━━━━━ Entries shown ━━━━━

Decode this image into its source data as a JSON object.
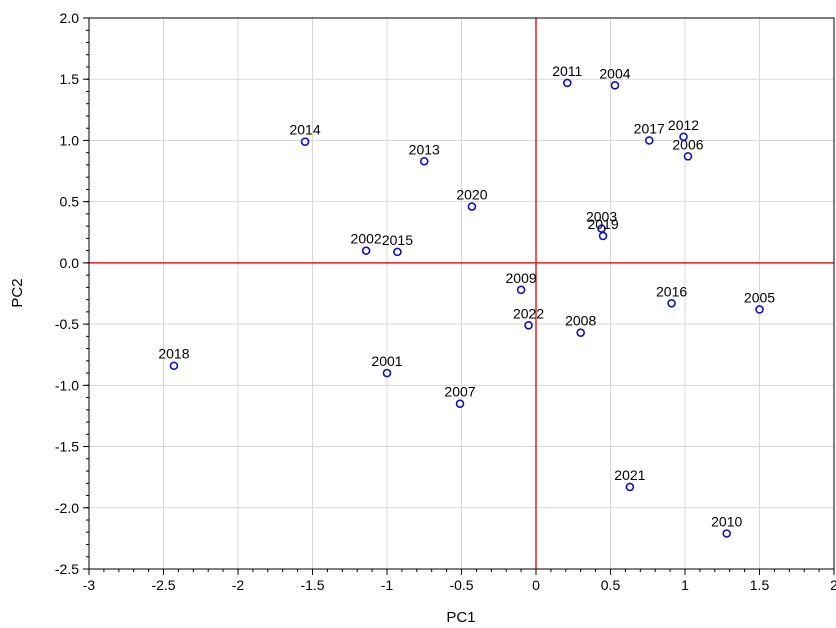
{
  "chart_data": {
    "type": "scatter",
    "title": "",
    "xlabel": "PC1",
    "ylabel": "PC2",
    "xlim": [
      -3,
      2
    ],
    "ylim": [
      -2.5,
      2.0
    ],
    "grid": true,
    "reference_lines": {
      "x": 0,
      "y": 0,
      "color": "#e0201e"
    },
    "marker_color": "#1010c8",
    "x_ticks": [
      {
        "value": -3,
        "label": "-3"
      },
      {
        "value": -2.5,
        "label": "-2.5"
      },
      {
        "value": -2,
        "label": "-2"
      },
      {
        "value": -1.5,
        "label": "-1.5"
      },
      {
        "value": -1,
        "label": "-1"
      },
      {
        "value": -0.5,
        "label": "-0.5"
      },
      {
        "value": 0,
        "label": "0"
      },
      {
        "value": 0.5,
        "label": "0.5"
      },
      {
        "value": 1,
        "label": "1"
      },
      {
        "value": 1.5,
        "label": "1.5"
      },
      {
        "value": 2,
        "label": "2"
      }
    ],
    "y_ticks": [
      {
        "value": 2.0,
        "label": "2.0"
      },
      {
        "value": 1.5,
        "label": "1.5"
      },
      {
        "value": 1.0,
        "label": "1.0"
      },
      {
        "value": 0.5,
        "label": "0.5"
      },
      {
        "value": 0.0,
        "label": "0.0"
      },
      {
        "value": -0.5,
        "label": "-0.5"
      },
      {
        "value": -1.0,
        "label": "-1.0"
      },
      {
        "value": -1.5,
        "label": "-1.5"
      },
      {
        "value": -2.0,
        "label": "-2.0"
      },
      {
        "value": -2.5,
        "label": "-2.5"
      }
    ],
    "points": [
      {
        "label": "2001",
        "x": -1.0,
        "y": -0.9
      },
      {
        "label": "2002",
        "x": -1.14,
        "y": 0.1
      },
      {
        "label": "2003",
        "x": 0.44,
        "y": 0.28
      },
      {
        "label": "2004",
        "x": 0.53,
        "y": 1.45
      },
      {
        "label": "2005",
        "x": 1.5,
        "y": -0.38
      },
      {
        "label": "2006",
        "x": 1.02,
        "y": 0.87
      },
      {
        "label": "2007",
        "x": -0.51,
        "y": -1.15
      },
      {
        "label": "2008",
        "x": 0.3,
        "y": -0.57
      },
      {
        "label": "2009",
        "x": -0.1,
        "y": -0.22
      },
      {
        "label": "2010",
        "x": 1.28,
        "y": -2.21
      },
      {
        "label": "2011",
        "x": 0.21,
        "y": 1.47
      },
      {
        "label": "2012",
        "x": 0.99,
        "y": 1.03
      },
      {
        "label": "2013",
        "x": -0.75,
        "y": 0.83
      },
      {
        "label": "2014",
        "x": -1.55,
        "y": 0.99
      },
      {
        "label": "2015",
        "x": -0.93,
        "y": 0.09
      },
      {
        "label": "2016",
        "x": 0.91,
        "y": -0.33
      },
      {
        "label": "2017",
        "x": 0.76,
        "y": 1.0
      },
      {
        "label": "2018",
        "x": -2.43,
        "y": -0.84
      },
      {
        "label": "2019",
        "x": 0.45,
        "y": 0.22
      },
      {
        "label": "2020",
        "x": -0.43,
        "y": 0.46
      },
      {
        "label": "2021",
        "x": 0.63,
        "y": -1.83
      },
      {
        "label": "2022",
        "x": -0.05,
        "y": -0.51
      }
    ]
  }
}
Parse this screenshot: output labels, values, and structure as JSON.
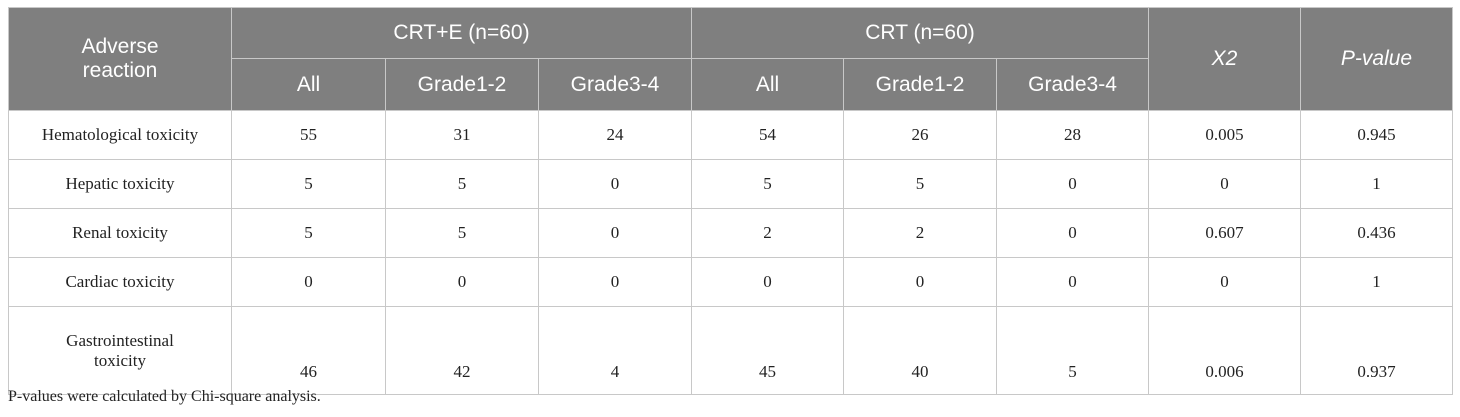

━━━━━

- _Written request_
Give the number of lines in the data that contain "this", with no other words.

- _Task answer_
2